::: EXERCISE MATERIAL

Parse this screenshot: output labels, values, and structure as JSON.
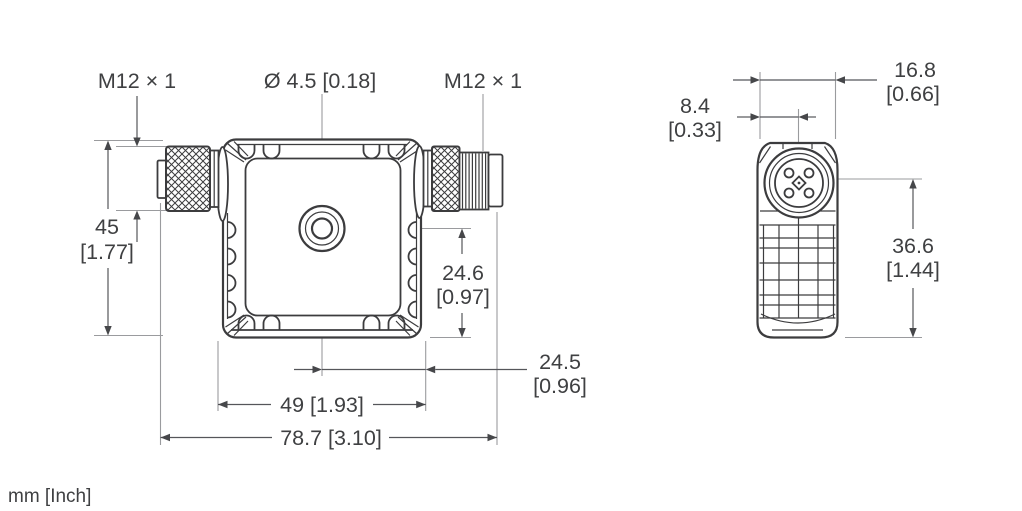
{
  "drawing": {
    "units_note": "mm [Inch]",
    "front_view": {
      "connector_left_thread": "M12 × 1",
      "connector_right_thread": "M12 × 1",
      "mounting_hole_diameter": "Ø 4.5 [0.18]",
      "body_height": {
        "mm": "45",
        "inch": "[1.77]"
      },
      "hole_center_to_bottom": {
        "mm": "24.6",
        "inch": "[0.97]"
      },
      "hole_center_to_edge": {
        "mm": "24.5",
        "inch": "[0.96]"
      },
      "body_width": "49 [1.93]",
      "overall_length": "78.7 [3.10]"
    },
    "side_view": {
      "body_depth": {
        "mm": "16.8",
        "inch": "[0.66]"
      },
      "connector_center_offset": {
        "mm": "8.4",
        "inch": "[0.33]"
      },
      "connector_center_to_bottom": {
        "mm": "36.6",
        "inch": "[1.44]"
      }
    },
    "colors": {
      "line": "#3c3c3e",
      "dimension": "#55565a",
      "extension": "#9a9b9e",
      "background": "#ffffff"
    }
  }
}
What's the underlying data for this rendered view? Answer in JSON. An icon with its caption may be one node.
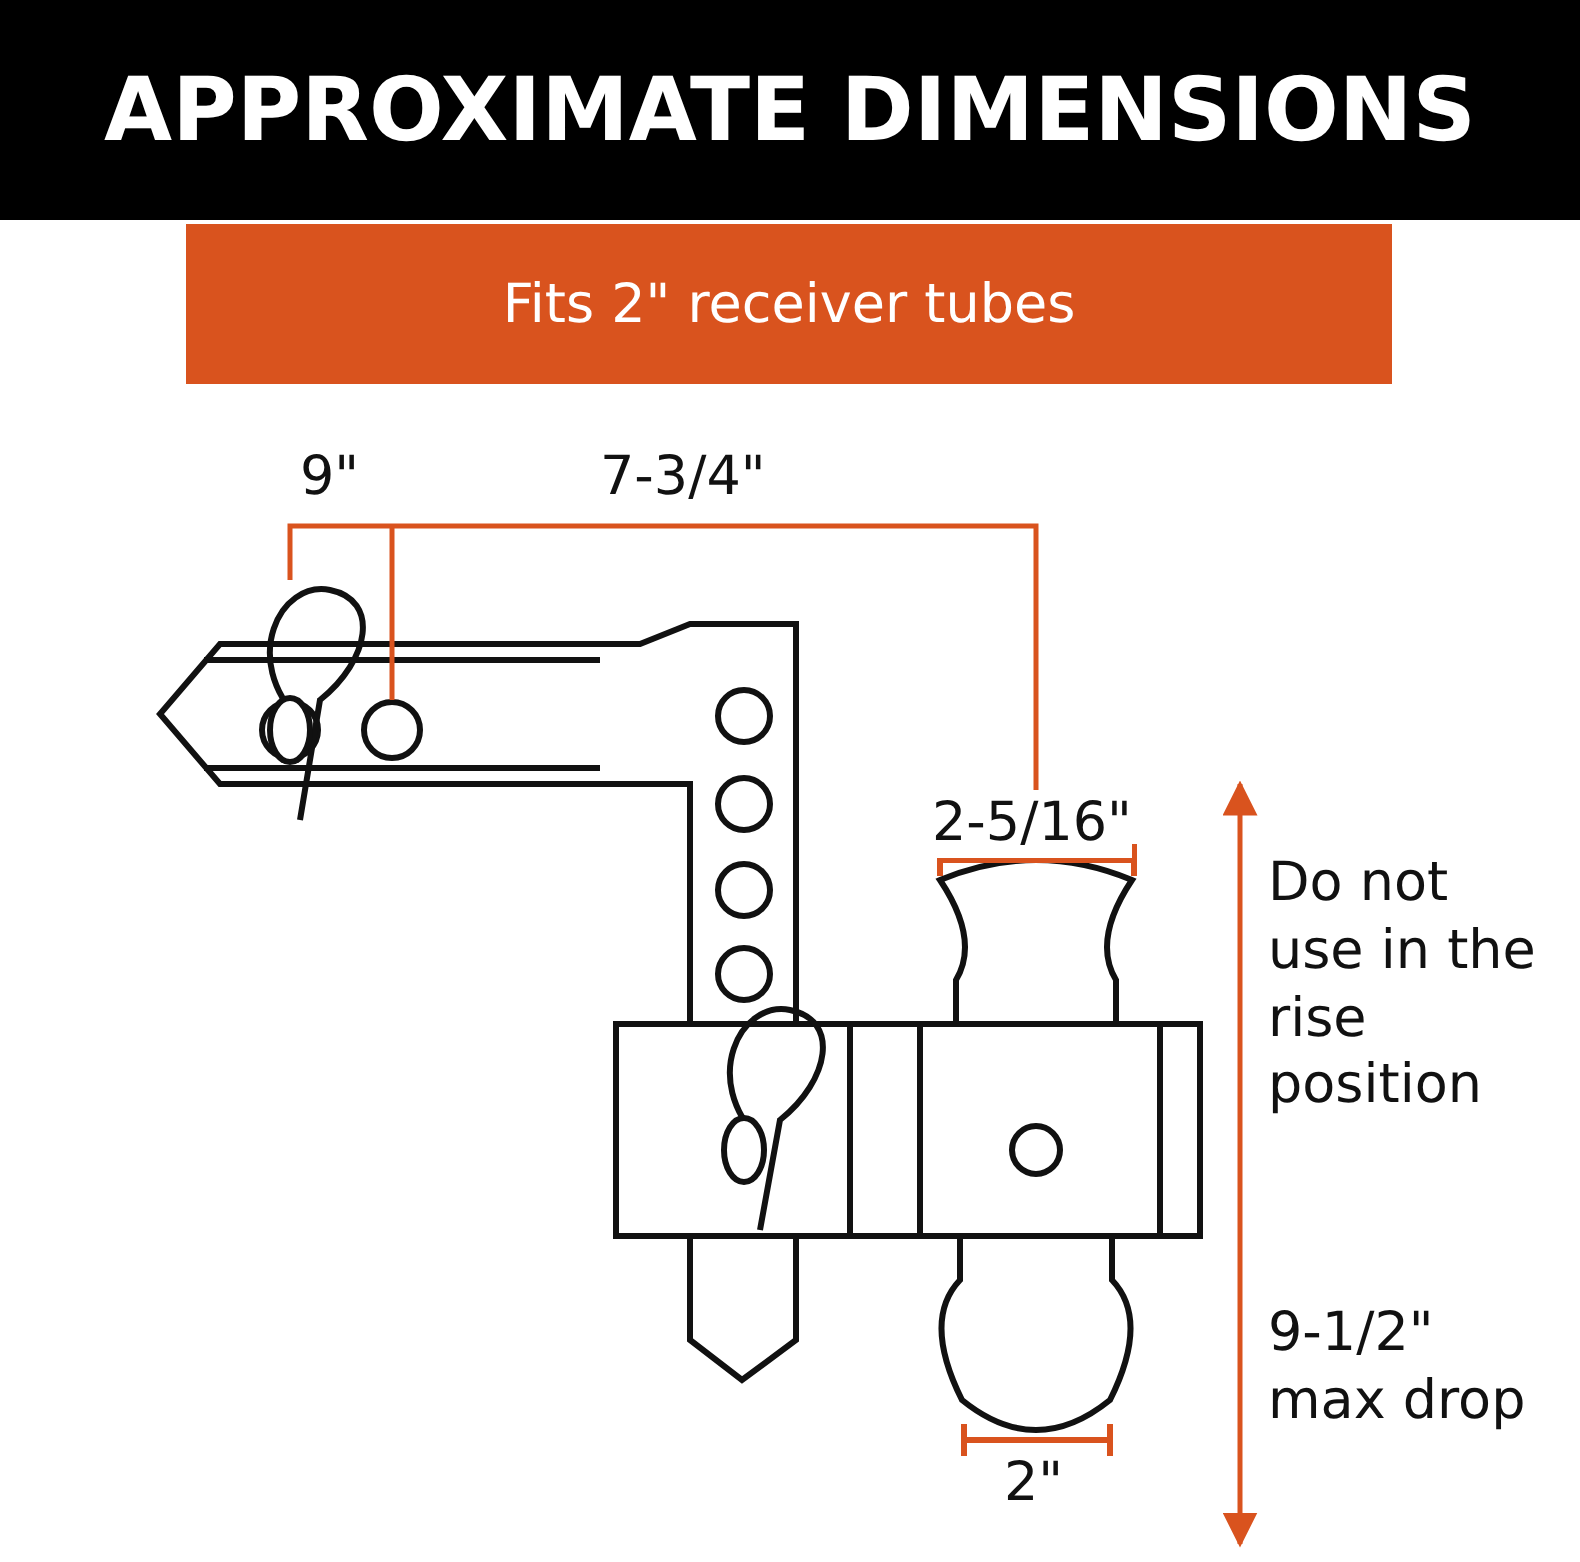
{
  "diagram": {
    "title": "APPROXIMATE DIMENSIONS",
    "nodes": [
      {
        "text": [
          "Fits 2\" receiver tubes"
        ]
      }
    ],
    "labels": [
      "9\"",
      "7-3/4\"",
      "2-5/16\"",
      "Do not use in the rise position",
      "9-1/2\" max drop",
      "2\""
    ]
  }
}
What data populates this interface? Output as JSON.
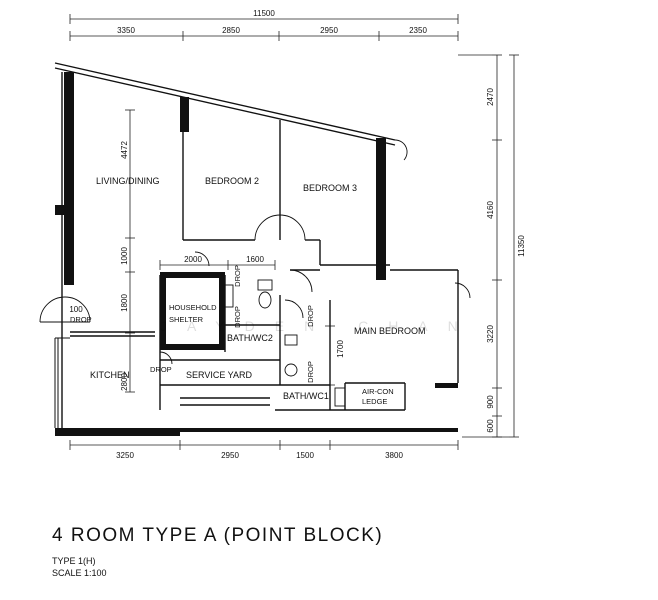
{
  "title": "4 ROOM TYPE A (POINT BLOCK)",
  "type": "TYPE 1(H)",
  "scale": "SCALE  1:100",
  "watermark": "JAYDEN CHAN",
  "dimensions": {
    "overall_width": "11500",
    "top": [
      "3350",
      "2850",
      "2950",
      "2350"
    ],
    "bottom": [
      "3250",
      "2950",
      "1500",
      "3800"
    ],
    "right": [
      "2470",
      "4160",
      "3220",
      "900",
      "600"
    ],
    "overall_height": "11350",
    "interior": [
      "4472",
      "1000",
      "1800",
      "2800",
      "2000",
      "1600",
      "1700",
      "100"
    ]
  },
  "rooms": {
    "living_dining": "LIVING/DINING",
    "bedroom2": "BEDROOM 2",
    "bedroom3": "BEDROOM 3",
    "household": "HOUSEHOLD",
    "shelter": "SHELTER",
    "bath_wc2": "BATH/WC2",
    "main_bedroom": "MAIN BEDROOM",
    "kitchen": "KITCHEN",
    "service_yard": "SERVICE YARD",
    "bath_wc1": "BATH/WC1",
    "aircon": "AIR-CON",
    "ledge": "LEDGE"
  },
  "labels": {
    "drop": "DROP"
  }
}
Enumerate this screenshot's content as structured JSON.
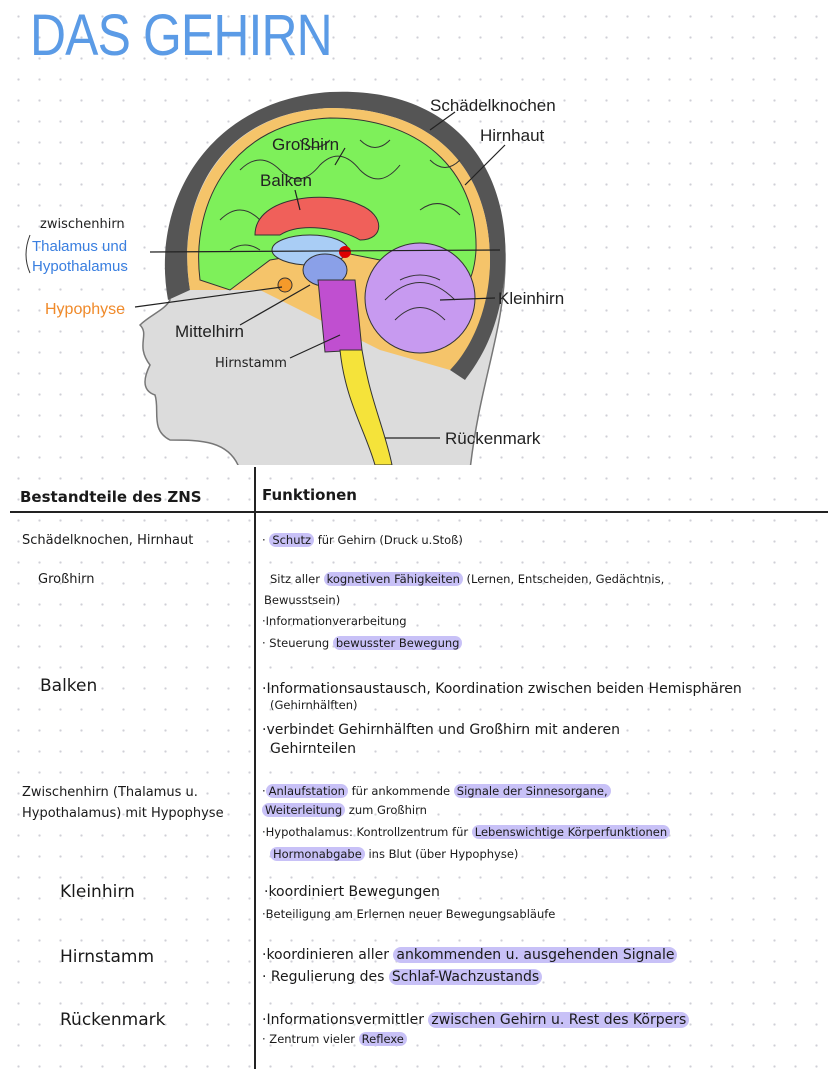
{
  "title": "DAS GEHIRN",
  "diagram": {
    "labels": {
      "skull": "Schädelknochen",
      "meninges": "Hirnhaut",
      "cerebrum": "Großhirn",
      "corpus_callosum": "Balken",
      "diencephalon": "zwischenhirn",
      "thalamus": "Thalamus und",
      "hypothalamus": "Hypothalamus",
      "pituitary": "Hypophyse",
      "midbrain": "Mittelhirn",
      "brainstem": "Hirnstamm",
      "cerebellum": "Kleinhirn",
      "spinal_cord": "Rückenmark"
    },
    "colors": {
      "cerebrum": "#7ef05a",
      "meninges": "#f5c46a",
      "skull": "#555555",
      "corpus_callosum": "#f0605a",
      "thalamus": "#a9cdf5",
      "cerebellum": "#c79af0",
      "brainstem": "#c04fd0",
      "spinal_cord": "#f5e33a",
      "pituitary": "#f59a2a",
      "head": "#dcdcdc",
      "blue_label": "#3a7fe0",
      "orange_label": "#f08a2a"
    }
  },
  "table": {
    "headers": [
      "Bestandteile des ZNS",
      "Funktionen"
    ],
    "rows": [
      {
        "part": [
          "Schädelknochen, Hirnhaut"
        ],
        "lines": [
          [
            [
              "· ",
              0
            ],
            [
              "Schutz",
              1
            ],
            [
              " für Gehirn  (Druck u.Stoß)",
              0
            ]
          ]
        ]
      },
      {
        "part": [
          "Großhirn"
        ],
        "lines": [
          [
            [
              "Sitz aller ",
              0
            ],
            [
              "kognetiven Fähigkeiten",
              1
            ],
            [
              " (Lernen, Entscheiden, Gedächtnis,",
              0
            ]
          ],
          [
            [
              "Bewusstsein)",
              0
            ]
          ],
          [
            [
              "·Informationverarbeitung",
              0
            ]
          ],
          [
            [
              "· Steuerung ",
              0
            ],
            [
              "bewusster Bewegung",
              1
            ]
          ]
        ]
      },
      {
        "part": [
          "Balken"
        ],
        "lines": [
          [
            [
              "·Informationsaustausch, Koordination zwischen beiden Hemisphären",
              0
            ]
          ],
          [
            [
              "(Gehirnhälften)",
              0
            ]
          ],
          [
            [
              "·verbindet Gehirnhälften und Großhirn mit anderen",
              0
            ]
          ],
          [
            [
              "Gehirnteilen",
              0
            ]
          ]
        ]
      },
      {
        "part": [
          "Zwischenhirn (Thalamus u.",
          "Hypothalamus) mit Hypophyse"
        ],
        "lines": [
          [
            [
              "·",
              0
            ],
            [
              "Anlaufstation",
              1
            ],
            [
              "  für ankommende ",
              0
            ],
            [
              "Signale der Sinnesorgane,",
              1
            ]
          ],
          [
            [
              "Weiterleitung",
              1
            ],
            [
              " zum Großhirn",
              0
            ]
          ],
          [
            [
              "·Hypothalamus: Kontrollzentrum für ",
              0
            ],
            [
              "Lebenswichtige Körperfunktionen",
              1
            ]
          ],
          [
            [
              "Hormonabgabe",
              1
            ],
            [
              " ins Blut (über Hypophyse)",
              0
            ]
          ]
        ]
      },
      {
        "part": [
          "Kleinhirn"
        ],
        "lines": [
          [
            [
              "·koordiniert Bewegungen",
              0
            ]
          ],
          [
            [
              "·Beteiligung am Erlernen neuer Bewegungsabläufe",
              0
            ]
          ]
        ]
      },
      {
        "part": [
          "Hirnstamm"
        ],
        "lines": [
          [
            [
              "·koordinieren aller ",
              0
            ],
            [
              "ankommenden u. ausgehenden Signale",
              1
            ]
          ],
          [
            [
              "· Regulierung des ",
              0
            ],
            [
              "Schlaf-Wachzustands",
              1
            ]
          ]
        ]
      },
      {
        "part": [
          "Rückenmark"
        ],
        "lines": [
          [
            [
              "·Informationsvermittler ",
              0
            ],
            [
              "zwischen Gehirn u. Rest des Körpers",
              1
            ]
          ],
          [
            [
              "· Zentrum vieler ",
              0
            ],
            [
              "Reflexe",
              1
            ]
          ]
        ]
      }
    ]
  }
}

::::::

**REQUIREMENTS**: Pull every line containing the word "title" out of the entries above.

**SOLUTION**:
    "title": "APPROXIMATE DIMENSIONS",
  "title": "4 ROOM TYPE A (POINT BLOCK)",
  "title": "DAS GEHIRN",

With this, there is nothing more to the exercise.